--- Start of Dataset records ---
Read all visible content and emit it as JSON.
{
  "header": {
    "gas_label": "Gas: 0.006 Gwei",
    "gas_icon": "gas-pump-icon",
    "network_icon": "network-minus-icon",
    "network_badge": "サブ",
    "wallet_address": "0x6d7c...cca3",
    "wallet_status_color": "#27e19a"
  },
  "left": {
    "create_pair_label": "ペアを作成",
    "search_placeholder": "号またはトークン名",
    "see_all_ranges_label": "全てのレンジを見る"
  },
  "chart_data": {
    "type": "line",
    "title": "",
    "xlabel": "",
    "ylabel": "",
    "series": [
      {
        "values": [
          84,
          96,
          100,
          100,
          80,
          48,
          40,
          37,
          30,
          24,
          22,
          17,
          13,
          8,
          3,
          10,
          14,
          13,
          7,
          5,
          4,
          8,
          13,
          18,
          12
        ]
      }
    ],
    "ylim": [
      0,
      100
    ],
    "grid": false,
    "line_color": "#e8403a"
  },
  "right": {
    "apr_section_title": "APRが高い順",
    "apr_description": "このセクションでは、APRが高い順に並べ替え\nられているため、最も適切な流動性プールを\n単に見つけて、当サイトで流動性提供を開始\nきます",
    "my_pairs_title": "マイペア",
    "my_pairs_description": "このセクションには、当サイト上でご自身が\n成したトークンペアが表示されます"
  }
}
--- End of Dataset records ---
> **What is asked**
Transcribe each entry exactly.

> **Correct result**
Read all visible content and emit it as JSON.
{
  "header": {
    "gas_label": "Gas: 0.006 Gwei",
    "gas_icon": "gas-pump-icon",
    "network_icon": "network-minus-icon",
    "network_badge": "サブ",
    "wallet_address": "0x6d7c...cca3",
    "wallet_status_color": "#27e19a"
  },
  "left": {
    "create_pair_label": "ペアを作成",
    "search_placeholder": "号またはトークン名",
    "see_all_ranges_label": "全てのレンジを見る"
  },
  "chart_data": {
    "type": "line",
    "title": "",
    "xlabel": "",
    "ylabel": "",
    "series": [
      {
        "values": [
          84,
          96,
          100,
          100,
          80,
          48,
          40,
          37,
          30,
          24,
          22,
          17,
          13,
          8,
          3,
          10,
          14,
          13,
          7,
          5,
          4,
          8,
          13,
          18,
          12
        ]
      }
    ],
    "ylim": [
      0,
      100
    ],
    "grid": false,
    "line_color": "#e8403a"
  },
  "right": {
    "apr_section_title": "APRが高い順",
    "apr_description": "このセクションでは、APRが高い順に並べ替え\nられているため、最も適切な流動性プールを\n単に見つけて、当サイトで流動性提供を開始\nきます",
    "my_pairs_title": "マイペア",
    "my_pairs_description": "このセクションには、当サイト上でご自身が\n成したトークンペアが表示されます"
  }
}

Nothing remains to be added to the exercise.